▶ [EXERCISE DETAILS] Produce a word-for-word copy of the listing below without its pictures.

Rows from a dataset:
====

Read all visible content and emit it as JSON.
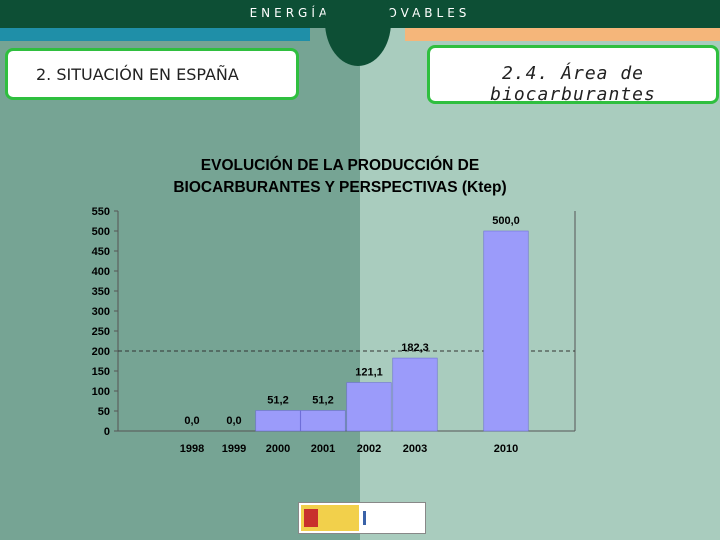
{
  "header": {
    "title": "ENERGÍAS RENOVABLES"
  },
  "labels": {
    "section": "2. SITUACIÓN EN ESPAÑA",
    "subsection": "2.4. Área de biocarburantes"
  },
  "colors": {
    "bar": "#9b9bfa",
    "header": "#0d4f35",
    "accent_blue": "#1f8fa8",
    "accent_orange": "#f5b67a",
    "box_border": "#2fbf3f"
  },
  "chart_data": {
    "type": "bar",
    "title_line1": "EVOLUCIÓN DE LA PRODUCCIÓN DE",
    "title_line2": "BIOCARBURANTES Y PERSPECTIVAS (Ktep)",
    "categories": [
      "1998",
      "1999",
      "2000",
      "2001",
      "2002",
      "2003",
      "2010"
    ],
    "values": [
      0.0,
      0.0,
      51.2,
      51.2,
      121.1,
      182.3,
      500.0
    ],
    "value_labels": [
      "0,0",
      "0,0",
      "51,2",
      "51,2",
      "121,1",
      "182,3",
      "500,0"
    ],
    "y_ticks": [
      0,
      50,
      100,
      150,
      200,
      250,
      300,
      350,
      400,
      450,
      500,
      550
    ],
    "ylim": [
      0,
      550
    ],
    "reference_line": 200,
    "xlabel": "",
    "ylabel": ""
  },
  "logos": {
    "ministry": "logo-ministerio",
    "idae": "logo-idae"
  }
}
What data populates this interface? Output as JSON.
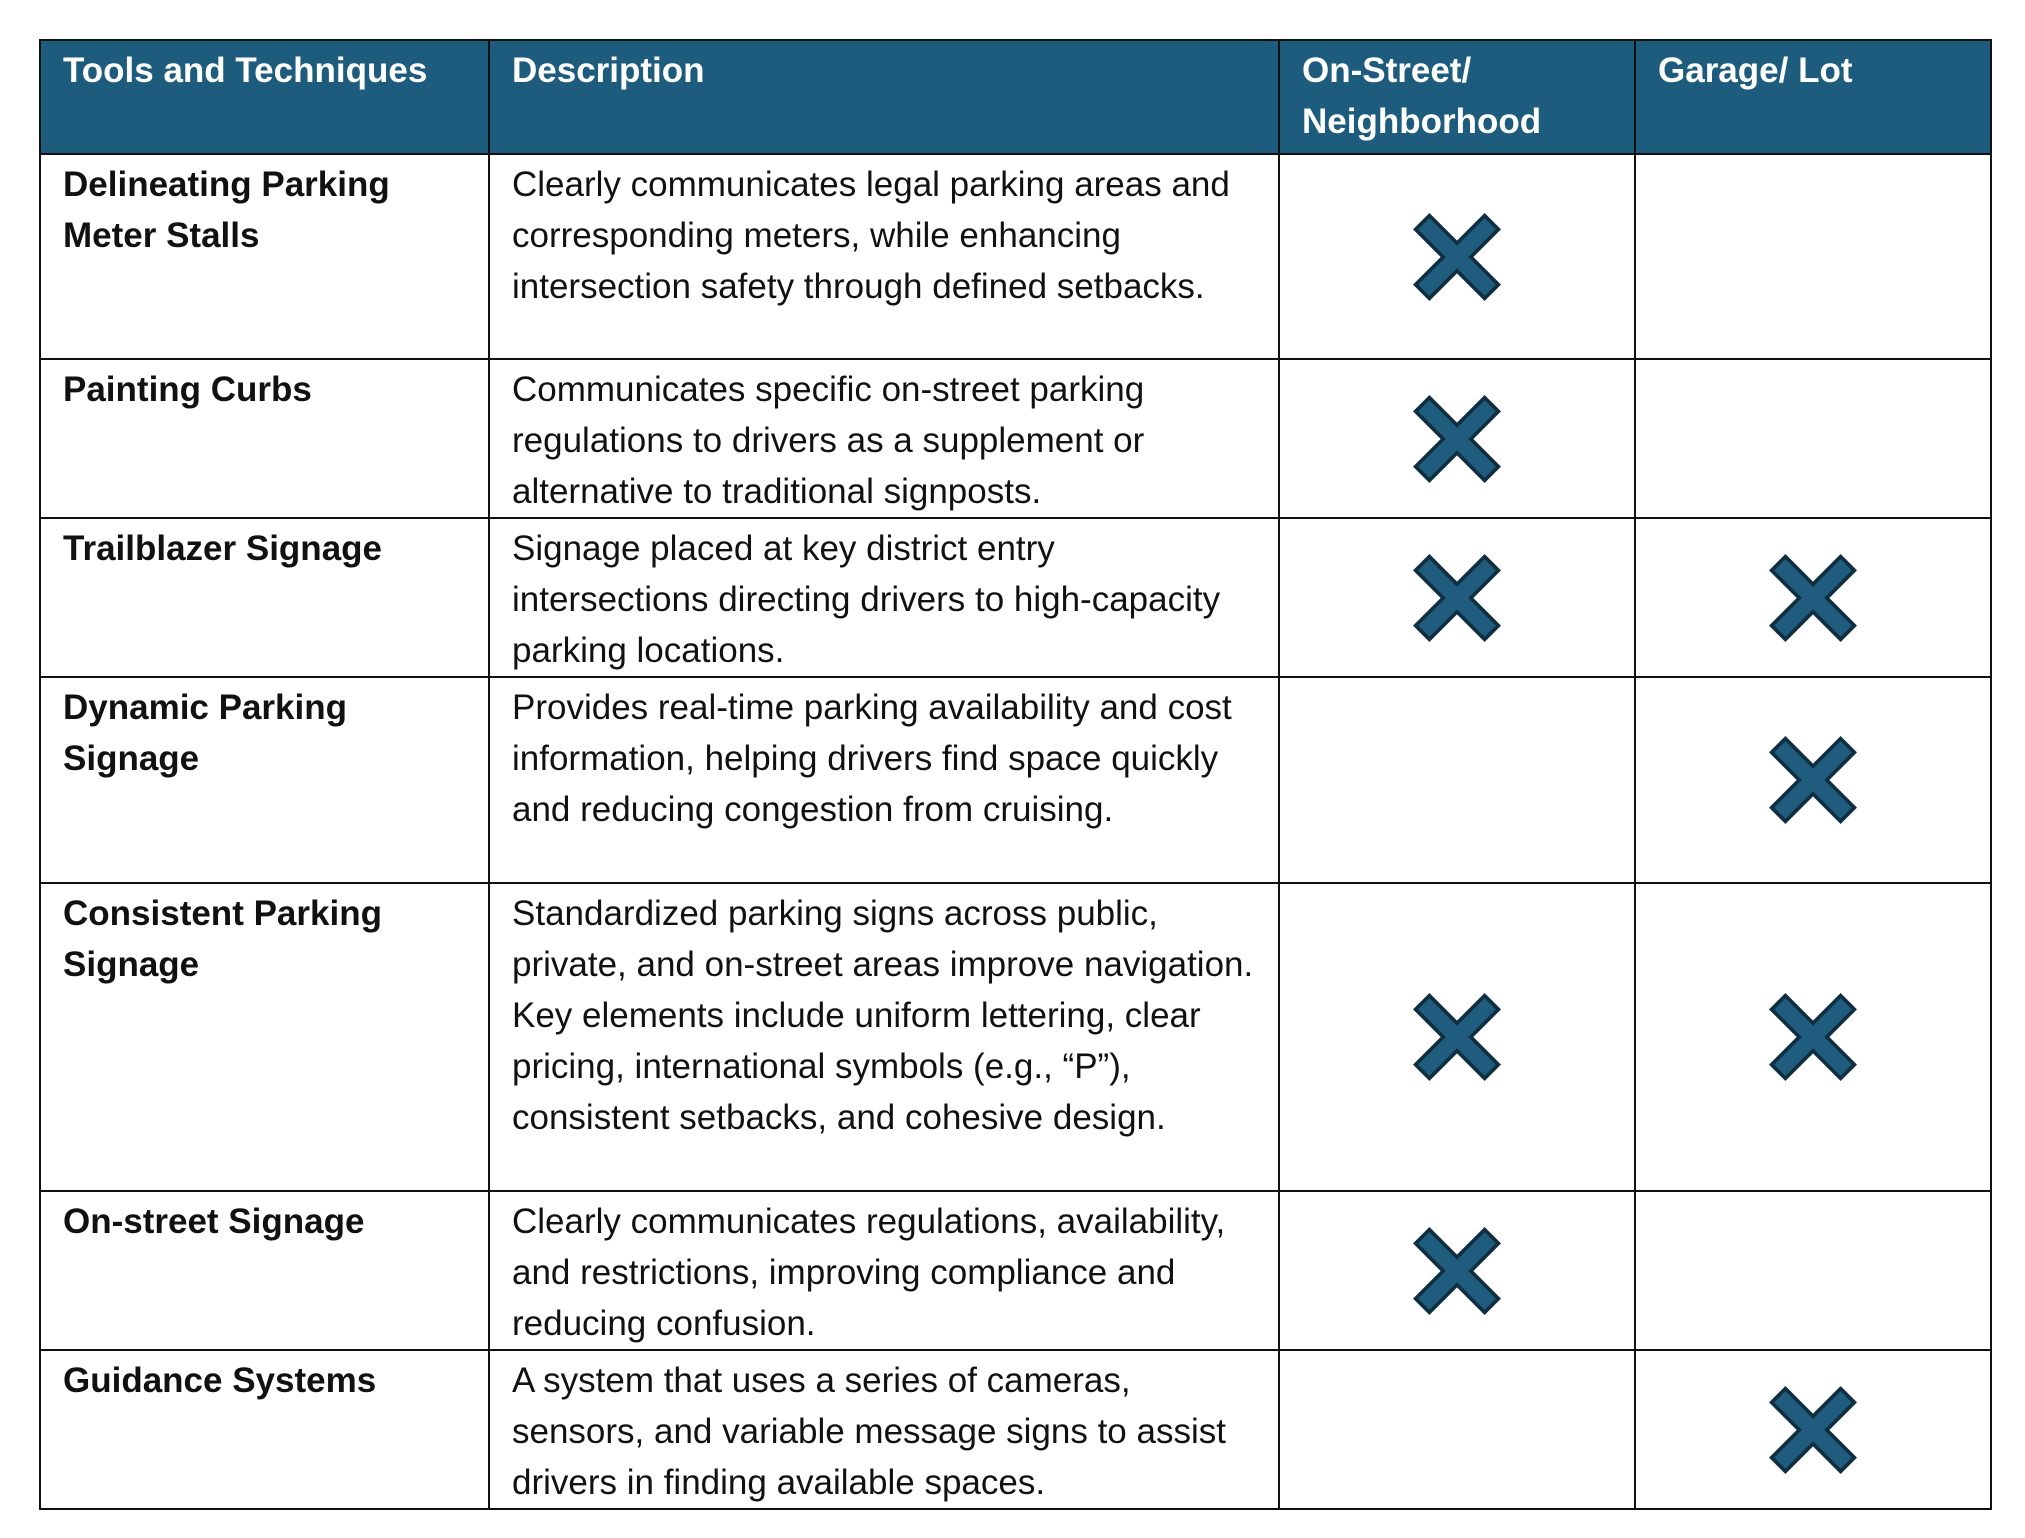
{
  "table": {
    "header": [
      "Tools and Techniques",
      "Description",
      "On-Street/ Neighborhood",
      "Garage/ Lot"
    ],
    "rows": [
      {
        "tool": "Delineating Parking Meter Stalls",
        "description": "Clearly communicates legal parking areas and corresponding meters, while enhancing intersection safety through defined setbacks.",
        "on_street": true,
        "garage": false
      },
      {
        "tool": "Painting Curbs",
        "description": "Communicates specific on-street parking regulations to drivers as a supplement or alternative to traditional signposts.",
        "on_street": true,
        "garage": false
      },
      {
        "tool": "Trailblazer Signage",
        "description": "Signage placed at key district entry intersections directing drivers to high-capacity parking locations.",
        "on_street": true,
        "garage": true
      },
      {
        "tool": "Dynamic Parking Signage",
        "description": "Provides real-time parking availability and cost information, helping drivers find space quickly and reducing congestion from cruising.",
        "on_street": false,
        "garage": true
      },
      {
        "tool": "Consistent Parking Signage",
        "description": "Standardized parking signs across public, private, and on-street areas improve navigation. Key elements include uniform lettering, clear pricing, international symbols (e.g., “P”), consistent setbacks, and cohesive design.",
        "on_street": true,
        "garage": true
      },
      {
        "tool": "On-street Signage",
        "description": "Clearly communicates regulations, availability, and restrictions, improving compliance and reducing confusion.",
        "on_street": true,
        "garage": false
      },
      {
        "tool": "Guidance Systems",
        "description": "A system that uses a series of cameras, sensors, and variable message signs to assist drivers in finding available spaces.",
        "on_street": false,
        "garage": true
      }
    ]
  }
}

====

▶ [TASK RESPONSE]
Read all visible content and emit it as JSON.
{
  "header": {
    "title": "ENERGÍAS RENOVABLES"
  },
  "labels": {
    "section": "2. SITUACIÓN EN ESPAÑA",
    "subsection": "2.4. Área de biocarburantes"
  },
  "colors": {
    "bar": "#9b9bfa",
    "header": "#0d4f35",
    "accent_blue": "#1f8fa8",
    "accent_orange": "#f5b67a",
    "box_border": "#2fbf3f"
  },
  "chart_data": {
    "type": "bar",
    "title_line1": "EVOLUCIÓN DE LA PRODUCCIÓN DE",
    "title_line2": "BIOCARBURANTES Y PERSPECTIVAS (Ktep)",
    "categories": [
      "1998",
      "1999",
      "2000",
      "2001",
      "2002",
      "2003",
      "2010"
    ],
    "values": [
      0.0,
      0.0,
      51.2,
      51.2,
      121.1,
      182.3,
      500.0
    ],
    "value_labels": [
      "0,0",
      "0,0",
      "51,2",
      "51,2",
      "121,1",
      "182,3",
      "500,0"
    ],
    "y_ticks": [
      0,
      50,
      100,
      150,
      200,
      250,
      300,
      350,
      400,
      450,
      500,
      550
    ],
    "ylim": [
      0,
      550
    ],
    "reference_line": 200,
    "xlabel": "",
    "ylabel": ""
  },
  "logos": {
    "ministry": "logo-ministerio",
    "idae": "logo-idae"
  }
}
What data populates this interface? Output as JSON.
{
  "table": {
    "header": [
      "Tools and Techniques",
      "Description",
      "On-Street/ Neighborhood",
      "Garage/ Lot"
    ],
    "rows": [
      {
        "tool": "Delineating Parking Meter Stalls",
        "description": "Clearly communicates legal parking areas and corresponding meters, while enhancing intersection safety through defined setbacks.",
        "on_street": true,
        "garage": false
      },
      {
        "tool": "Painting Curbs",
        "description": "Communicates specific on-street parking regulations to drivers as a supplement or alternative to traditional signposts.",
        "on_street": true,
        "garage": false
      },
      {
        "tool": "Trailblazer Signage",
        "description": "Signage placed at key district entry intersections directing drivers to high-capacity parking locations.",
        "on_street": true,
        "garage": true
      },
      {
        "tool": "Dynamic Parking Signage",
        "description": "Provides real-time parking availability and cost information, helping drivers find space quickly and reducing congestion from cruising.",
        "on_street": false,
        "garage": true
      },
      {
        "tool": "Consistent Parking Signage",
        "description": "Standardized parking signs across public, private, and on-street areas improve navigation. Key elements include uniform lettering, clear pricing, international symbols (e.g., “P”), consistent setbacks, and cohesive design.",
        "on_street": true,
        "garage": true
      },
      {
        "tool": "On-street Signage",
        "description": "Clearly communicates regulations, availability, and restrictions, improving compliance and reducing confusion.",
        "on_street": true,
        "garage": false
      },
      {
        "tool": "Guidance Systems",
        "description": "A system that uses a series of cameras, sensors, and variable message signs to assist drivers in finding available spaces.",
        "on_street": false,
        "garage": true
      }
    ]
  }
}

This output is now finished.